— begin Dataset records —

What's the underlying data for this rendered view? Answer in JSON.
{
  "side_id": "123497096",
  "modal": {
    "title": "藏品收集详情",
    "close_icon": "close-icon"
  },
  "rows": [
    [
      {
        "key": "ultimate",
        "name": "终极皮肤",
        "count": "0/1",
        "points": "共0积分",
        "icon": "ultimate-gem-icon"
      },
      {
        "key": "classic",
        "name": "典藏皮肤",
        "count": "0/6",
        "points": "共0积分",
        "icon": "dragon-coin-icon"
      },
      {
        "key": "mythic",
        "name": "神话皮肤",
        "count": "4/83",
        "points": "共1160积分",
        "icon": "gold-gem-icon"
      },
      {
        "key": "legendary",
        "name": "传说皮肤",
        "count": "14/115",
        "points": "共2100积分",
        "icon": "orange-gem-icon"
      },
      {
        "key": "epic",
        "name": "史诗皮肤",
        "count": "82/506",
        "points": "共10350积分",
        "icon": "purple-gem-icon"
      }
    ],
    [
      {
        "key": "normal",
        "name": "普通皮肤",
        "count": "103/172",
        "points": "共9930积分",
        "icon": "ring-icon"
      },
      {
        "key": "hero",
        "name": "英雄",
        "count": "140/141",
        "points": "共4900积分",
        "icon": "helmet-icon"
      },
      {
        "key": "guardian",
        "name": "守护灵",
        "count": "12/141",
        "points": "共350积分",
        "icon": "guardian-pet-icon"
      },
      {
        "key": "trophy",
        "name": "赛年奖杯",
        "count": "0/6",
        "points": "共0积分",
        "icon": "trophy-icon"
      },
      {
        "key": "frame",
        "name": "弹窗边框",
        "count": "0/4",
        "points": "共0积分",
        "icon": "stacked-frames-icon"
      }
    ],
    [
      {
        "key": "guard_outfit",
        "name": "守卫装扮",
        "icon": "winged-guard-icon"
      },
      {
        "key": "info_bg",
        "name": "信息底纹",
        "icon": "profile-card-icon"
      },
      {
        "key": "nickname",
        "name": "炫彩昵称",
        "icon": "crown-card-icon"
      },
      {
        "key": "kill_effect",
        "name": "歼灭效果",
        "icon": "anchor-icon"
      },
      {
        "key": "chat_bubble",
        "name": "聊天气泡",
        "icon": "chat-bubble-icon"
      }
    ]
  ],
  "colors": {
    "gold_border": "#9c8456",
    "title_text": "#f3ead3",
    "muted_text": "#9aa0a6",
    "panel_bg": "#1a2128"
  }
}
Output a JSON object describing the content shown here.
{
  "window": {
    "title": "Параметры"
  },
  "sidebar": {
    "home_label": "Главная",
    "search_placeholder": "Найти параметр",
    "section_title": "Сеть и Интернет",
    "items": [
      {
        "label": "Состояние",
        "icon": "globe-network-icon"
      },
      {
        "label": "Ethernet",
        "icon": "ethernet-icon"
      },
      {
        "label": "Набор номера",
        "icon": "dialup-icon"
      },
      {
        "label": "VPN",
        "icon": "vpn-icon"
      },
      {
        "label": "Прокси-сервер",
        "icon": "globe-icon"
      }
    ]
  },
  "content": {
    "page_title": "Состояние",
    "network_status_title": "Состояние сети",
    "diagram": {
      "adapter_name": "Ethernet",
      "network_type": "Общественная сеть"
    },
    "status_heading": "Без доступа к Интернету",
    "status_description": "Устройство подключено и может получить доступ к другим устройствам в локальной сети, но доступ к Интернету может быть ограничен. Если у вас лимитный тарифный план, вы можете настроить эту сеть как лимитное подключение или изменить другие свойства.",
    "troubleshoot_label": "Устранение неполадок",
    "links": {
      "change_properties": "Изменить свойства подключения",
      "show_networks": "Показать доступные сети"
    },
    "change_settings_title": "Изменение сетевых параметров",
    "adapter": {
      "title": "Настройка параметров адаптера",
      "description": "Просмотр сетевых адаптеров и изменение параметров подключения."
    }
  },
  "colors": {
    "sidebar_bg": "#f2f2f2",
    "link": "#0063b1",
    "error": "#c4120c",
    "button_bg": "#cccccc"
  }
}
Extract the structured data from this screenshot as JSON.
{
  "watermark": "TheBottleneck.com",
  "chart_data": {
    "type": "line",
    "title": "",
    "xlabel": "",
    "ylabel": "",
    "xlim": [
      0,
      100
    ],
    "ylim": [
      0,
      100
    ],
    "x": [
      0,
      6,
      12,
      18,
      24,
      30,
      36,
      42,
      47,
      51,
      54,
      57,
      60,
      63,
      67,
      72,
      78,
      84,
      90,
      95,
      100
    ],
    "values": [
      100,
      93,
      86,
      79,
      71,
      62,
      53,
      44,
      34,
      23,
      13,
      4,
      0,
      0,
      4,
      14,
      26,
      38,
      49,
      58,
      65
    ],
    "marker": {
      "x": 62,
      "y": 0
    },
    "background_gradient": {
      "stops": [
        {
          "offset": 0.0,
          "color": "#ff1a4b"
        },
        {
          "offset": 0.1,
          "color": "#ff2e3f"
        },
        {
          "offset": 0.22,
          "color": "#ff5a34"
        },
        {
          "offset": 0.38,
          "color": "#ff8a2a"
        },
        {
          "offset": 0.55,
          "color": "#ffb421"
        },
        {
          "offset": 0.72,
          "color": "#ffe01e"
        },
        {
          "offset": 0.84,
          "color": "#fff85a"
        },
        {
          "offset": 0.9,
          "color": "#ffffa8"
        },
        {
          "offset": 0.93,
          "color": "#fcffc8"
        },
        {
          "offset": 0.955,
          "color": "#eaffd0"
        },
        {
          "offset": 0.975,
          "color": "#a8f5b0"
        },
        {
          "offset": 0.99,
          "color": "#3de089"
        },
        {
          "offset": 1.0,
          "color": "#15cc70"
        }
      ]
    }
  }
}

— end Dataset records —

> _Required work_: Pull out all lines containing "ultimate".

> _Problem solution_:
        "key": "ultimate",
        "icon": "ultimate-gem-icon"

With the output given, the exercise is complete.